**What you need to do:**
Entries follow. Set all of them down as they stand.

**Dataset records:**
________
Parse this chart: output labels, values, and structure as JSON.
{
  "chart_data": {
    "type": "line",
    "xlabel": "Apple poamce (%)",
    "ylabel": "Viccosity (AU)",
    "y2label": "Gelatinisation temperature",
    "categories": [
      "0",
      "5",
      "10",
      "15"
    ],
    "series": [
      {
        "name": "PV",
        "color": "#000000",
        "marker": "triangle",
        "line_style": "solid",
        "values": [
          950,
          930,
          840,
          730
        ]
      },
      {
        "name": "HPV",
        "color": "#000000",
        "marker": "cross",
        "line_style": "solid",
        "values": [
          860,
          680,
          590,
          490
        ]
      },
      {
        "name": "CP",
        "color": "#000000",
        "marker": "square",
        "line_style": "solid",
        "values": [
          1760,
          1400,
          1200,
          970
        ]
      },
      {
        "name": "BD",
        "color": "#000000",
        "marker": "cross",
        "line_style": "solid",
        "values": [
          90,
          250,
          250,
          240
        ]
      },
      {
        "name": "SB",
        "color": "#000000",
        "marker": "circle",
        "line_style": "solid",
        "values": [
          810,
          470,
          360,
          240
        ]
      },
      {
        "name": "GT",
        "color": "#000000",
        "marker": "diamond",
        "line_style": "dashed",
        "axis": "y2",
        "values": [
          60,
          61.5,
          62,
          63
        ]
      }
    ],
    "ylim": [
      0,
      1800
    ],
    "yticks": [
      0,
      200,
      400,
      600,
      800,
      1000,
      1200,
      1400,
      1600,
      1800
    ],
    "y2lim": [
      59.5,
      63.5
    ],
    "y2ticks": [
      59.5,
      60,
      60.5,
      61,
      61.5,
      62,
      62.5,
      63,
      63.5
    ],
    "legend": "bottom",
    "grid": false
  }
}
________
**Result of this exercise:**
Parse this chart: output labels, values, and structure as JSON.
{
  "chart_data": {
    "type": "line",
    "xlabel": "Apple poamce (%)",
    "ylabel": "Viccosity (AU)",
    "y2label": "Gelatinisation temperature",
    "categories": [
      "0",
      "5",
      "10",
      "15"
    ],
    "series": [
      {
        "name": "PV",
        "color": "#000000",
        "marker": "triangle",
        "line_style": "solid",
        "values": [
          950,
          930,
          840,
          730
        ]
      },
      {
        "name": "HPV",
        "color": "#000000",
        "marker": "cross",
        "line_style": "solid",
        "values": [
          860,
          680,
          590,
          490
        ]
      },
      {
        "name": "CP",
        "color": "#000000",
        "marker": "square",
        "line_style": "solid",
        "values": [
          1760,
          1400,
          1200,
          970
        ]
      },
      {
        "name": "BD",
        "color": "#000000",
        "marker": "cross",
        "line_style": "solid",
        "values": [
          90,
          250,
          250,
          240
        ]
      },
      {
        "name": "SB",
        "color": "#000000",
        "marker": "circle",
        "line_style": "solid",
        "values": [
          810,
          470,
          360,
          240
        ]
      },
      {
        "name": "GT",
        "color": "#000000",
        "marker": "diamond",
        "line_style": "dashed",
        "axis": "y2",
        "values": [
          60,
          61.5,
          62,
          63
        ]
      }
    ],
    "ylim": [
      0,
      1800
    ],
    "yticks": [
      0,
      200,
      400,
      600,
      800,
      1000,
      1200,
      1400,
      1600,
      1800
    ],
    "y2lim": [
      59.5,
      63.5
    ],
    "y2ticks": [
      59.5,
      60,
      60.5,
      61,
      61.5,
      62,
      62.5,
      63,
      63.5
    ],
    "legend": "bottom",
    "grid": false
  }
}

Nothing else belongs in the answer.